Output all records precisely as written.

#### GIVEN INFORMATION ####

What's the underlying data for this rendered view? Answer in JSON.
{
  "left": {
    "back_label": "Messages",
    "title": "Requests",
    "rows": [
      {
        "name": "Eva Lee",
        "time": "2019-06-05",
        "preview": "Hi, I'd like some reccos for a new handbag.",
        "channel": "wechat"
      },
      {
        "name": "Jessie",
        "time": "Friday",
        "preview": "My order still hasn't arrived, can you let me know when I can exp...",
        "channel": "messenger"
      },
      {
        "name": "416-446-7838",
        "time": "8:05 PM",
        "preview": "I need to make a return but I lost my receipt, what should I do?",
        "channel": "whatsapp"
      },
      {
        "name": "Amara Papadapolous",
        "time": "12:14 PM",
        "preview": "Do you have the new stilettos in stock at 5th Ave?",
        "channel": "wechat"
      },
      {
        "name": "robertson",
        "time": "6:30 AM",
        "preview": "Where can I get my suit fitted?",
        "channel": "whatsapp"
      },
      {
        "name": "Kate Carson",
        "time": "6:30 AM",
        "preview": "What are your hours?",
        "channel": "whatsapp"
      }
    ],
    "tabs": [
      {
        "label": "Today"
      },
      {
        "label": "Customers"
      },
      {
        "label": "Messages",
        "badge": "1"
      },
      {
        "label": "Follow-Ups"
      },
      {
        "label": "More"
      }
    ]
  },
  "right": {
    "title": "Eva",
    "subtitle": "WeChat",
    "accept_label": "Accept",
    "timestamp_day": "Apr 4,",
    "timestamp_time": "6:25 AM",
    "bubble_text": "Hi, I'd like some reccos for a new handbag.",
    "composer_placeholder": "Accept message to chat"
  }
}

####

> RESPONSE TO THE TASK:
What's the underlying data for this rendered view? Answer in JSON.
{
  "left": {
    "back_label": "Messages",
    "title": "Requests",
    "rows": [
      {
        "name": "Eva Lee",
        "time": "2019-06-05",
        "preview": "Hi, I'd like some reccos for a new handbag.",
        "channel": "wechat"
      },
      {
        "name": "Jessie",
        "time": "Friday",
        "preview": "My order still hasn't arrived, can you let me know when I can exp...",
        "channel": "messenger"
      },
      {
        "name": "416-446-7838",
        "time": "8:05 PM",
        "preview": "I need to make a return but I lost my receipt, what should I do?",
        "channel": "whatsapp"
      },
      {
        "name": "Amara Papadapolous",
        "time": "12:14 PM",
        "preview": "Do you have the new stilettos in stock at 5th Ave?",
        "channel": "wechat"
      },
      {
        "name": "robertson",
        "time": "6:30 AM",
        "preview": "Where can I get my suit fitted?",
        "channel": "whatsapp"
      },
      {
        "name": "Kate Carson",
        "time": "6:30 AM",
        "preview": "What are your hours?",
        "channel": "whatsapp"
      }
    ],
    "tabs": [
      {
        "label": "Today"
      },
      {
        "label": "Customers"
      },
      {
        "label": "Messages",
        "badge": "1"
      },
      {
        "label": "Follow-Ups"
      },
      {
        "label": "More"
      }
    ]
  },
  "right": {
    "title": "Eva",
    "subtitle": "WeChat",
    "accept_label": "Accept",
    "timestamp_day": "Apr 4,",
    "timestamp_time": "6:25 AM",
    "bubble_text": "Hi, I'd like some reccos for a new handbag.",
    "composer_placeholder": "Accept message to chat"
  }
}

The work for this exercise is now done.